-- begin Listed entries --

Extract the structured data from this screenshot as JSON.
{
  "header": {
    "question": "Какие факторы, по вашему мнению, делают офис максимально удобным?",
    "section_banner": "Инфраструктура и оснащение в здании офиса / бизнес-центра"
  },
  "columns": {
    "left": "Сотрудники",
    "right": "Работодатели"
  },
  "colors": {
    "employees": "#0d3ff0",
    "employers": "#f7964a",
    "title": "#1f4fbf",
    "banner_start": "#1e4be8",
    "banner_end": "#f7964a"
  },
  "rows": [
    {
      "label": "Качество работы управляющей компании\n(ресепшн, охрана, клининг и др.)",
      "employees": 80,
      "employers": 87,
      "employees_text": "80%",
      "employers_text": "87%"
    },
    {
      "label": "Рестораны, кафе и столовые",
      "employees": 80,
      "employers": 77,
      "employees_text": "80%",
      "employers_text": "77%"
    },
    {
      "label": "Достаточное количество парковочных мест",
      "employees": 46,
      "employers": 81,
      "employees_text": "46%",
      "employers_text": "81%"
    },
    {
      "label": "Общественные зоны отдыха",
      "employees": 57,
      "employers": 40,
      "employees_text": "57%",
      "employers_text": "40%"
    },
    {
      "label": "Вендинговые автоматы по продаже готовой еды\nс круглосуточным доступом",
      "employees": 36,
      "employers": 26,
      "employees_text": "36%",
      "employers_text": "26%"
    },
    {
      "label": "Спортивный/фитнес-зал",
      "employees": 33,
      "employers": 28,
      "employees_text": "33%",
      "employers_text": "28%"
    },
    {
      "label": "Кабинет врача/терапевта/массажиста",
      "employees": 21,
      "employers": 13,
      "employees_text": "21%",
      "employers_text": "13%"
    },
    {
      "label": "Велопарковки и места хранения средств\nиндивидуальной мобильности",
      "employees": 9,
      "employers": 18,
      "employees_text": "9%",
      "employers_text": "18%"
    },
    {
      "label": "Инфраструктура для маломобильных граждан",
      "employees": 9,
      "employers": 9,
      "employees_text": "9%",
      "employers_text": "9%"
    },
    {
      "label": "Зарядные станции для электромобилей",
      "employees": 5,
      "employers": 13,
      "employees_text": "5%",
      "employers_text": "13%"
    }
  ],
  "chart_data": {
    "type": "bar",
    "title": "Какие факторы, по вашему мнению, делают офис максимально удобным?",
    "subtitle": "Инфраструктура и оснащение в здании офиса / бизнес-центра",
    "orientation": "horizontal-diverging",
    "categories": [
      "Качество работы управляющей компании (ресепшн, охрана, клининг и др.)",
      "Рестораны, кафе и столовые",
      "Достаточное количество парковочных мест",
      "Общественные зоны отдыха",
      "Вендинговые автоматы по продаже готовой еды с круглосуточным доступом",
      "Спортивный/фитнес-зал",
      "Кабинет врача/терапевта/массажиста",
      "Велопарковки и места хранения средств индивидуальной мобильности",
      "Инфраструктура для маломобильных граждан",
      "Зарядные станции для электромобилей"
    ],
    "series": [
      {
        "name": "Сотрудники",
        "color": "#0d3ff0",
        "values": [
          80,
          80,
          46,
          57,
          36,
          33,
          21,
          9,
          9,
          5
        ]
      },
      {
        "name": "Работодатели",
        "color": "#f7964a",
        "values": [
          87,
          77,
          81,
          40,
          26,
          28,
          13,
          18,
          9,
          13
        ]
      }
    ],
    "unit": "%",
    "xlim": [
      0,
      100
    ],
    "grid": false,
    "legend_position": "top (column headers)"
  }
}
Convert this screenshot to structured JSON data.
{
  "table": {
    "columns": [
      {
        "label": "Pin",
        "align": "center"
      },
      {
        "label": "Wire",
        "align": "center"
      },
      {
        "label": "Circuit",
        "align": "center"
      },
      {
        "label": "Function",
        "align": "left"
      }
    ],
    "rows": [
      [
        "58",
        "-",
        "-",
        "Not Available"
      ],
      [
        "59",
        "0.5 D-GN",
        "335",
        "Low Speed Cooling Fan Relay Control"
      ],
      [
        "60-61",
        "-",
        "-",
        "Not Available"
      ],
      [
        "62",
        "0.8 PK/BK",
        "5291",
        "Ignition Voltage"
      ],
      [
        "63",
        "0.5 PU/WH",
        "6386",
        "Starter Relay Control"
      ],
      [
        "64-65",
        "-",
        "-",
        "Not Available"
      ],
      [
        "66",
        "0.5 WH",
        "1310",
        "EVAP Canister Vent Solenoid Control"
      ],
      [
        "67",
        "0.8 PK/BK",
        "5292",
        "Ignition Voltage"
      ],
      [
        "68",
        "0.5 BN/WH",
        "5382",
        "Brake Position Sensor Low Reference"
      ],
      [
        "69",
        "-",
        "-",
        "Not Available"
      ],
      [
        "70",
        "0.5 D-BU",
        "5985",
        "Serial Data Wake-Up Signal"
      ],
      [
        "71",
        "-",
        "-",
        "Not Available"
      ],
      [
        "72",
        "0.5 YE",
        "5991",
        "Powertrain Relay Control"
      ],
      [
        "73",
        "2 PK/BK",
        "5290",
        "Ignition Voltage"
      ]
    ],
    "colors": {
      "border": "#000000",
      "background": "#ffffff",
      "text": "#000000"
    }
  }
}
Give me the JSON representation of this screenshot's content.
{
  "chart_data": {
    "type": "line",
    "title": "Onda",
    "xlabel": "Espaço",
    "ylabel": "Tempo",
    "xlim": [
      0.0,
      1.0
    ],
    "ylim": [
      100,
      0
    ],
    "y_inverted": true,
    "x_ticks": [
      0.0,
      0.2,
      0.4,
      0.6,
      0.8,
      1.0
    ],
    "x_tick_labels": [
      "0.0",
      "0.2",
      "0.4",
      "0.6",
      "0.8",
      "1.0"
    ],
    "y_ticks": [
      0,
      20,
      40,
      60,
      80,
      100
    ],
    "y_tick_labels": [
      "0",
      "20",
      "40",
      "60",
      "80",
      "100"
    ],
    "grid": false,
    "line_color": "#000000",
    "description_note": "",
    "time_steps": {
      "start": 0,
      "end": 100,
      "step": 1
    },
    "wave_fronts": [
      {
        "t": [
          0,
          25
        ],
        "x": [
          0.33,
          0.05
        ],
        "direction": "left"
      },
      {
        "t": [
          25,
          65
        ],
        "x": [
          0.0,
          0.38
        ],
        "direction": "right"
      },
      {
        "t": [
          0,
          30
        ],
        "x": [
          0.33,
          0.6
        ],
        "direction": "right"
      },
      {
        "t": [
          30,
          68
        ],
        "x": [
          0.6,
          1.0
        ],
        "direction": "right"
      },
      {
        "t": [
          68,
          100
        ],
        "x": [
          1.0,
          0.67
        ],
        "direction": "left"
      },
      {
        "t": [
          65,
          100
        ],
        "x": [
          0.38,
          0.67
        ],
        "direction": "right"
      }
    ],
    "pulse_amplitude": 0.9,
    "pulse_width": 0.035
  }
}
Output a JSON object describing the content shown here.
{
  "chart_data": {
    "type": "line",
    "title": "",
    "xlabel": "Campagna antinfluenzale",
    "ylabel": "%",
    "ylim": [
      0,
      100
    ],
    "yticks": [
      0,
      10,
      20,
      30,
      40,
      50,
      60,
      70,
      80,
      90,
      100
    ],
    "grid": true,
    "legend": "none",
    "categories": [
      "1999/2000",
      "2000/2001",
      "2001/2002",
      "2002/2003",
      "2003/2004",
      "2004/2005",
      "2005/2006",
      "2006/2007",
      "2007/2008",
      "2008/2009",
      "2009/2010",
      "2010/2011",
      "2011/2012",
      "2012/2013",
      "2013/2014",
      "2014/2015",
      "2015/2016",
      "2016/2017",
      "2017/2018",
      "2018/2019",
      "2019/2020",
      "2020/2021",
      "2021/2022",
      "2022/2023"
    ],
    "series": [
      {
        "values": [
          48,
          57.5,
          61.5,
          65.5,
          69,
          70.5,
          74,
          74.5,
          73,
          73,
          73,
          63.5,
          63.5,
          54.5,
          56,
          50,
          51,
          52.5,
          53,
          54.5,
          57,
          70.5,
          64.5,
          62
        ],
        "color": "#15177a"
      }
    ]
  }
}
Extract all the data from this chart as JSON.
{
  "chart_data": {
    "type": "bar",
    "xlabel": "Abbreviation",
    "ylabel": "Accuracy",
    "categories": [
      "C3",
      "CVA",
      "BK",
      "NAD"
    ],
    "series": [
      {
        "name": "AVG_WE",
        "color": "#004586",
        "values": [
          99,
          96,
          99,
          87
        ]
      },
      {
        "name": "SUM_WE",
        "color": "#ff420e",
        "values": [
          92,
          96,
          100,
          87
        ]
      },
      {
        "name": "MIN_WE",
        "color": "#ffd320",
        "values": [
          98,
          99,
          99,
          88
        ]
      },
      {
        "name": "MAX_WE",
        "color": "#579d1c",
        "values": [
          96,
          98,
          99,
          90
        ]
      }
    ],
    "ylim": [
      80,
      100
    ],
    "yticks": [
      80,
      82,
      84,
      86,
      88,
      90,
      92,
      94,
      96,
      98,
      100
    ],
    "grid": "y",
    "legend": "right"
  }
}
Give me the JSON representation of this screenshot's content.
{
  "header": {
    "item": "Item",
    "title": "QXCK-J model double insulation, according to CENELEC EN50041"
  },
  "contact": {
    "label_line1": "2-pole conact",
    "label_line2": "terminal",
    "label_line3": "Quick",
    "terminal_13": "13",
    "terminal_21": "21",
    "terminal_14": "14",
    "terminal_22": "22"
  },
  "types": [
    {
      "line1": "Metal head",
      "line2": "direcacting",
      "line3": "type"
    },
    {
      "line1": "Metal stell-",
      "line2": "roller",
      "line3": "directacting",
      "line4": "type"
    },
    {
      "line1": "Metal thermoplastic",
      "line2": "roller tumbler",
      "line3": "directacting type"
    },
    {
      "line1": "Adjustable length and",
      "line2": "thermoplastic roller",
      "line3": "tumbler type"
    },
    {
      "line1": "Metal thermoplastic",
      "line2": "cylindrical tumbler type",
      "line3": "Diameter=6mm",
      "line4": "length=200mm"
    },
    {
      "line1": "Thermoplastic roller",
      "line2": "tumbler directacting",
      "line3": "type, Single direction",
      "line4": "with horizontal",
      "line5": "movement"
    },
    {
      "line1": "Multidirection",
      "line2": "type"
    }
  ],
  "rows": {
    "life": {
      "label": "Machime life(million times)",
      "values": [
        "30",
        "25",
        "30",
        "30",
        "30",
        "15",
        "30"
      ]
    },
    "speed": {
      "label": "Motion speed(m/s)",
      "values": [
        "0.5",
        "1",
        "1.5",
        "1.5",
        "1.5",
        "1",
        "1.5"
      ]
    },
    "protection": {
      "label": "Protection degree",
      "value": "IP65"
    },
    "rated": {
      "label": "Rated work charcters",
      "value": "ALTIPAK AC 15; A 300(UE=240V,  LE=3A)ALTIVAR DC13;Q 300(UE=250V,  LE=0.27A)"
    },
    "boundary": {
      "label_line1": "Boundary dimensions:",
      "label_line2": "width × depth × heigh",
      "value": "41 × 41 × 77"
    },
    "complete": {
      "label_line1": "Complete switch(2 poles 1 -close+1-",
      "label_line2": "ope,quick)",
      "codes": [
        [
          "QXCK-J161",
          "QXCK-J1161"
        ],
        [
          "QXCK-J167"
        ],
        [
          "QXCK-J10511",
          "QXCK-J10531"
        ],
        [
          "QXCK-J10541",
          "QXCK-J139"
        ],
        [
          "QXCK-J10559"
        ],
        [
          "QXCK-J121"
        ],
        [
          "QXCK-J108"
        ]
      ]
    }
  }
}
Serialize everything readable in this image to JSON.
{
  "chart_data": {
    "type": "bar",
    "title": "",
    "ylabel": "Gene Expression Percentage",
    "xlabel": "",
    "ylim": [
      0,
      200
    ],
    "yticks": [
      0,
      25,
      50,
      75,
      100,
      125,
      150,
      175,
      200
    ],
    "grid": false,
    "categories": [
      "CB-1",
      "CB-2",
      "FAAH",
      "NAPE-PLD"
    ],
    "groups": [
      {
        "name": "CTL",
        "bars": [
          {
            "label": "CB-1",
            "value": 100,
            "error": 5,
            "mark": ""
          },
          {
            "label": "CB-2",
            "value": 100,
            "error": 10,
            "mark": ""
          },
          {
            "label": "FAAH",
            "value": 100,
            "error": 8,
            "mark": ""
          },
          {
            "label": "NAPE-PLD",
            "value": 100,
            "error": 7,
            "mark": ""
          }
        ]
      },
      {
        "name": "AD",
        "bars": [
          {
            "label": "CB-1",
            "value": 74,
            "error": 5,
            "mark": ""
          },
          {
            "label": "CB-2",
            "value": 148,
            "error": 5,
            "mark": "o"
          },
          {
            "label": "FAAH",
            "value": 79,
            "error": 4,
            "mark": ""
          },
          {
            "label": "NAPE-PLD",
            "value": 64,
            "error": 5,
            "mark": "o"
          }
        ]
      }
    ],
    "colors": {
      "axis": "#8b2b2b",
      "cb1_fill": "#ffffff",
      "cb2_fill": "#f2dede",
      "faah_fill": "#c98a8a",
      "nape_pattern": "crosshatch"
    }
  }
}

-- end Listed entries --

- What you will do: Reply with one number only: the count of lines in the entries that contain "фитнес".

- Right answer: 2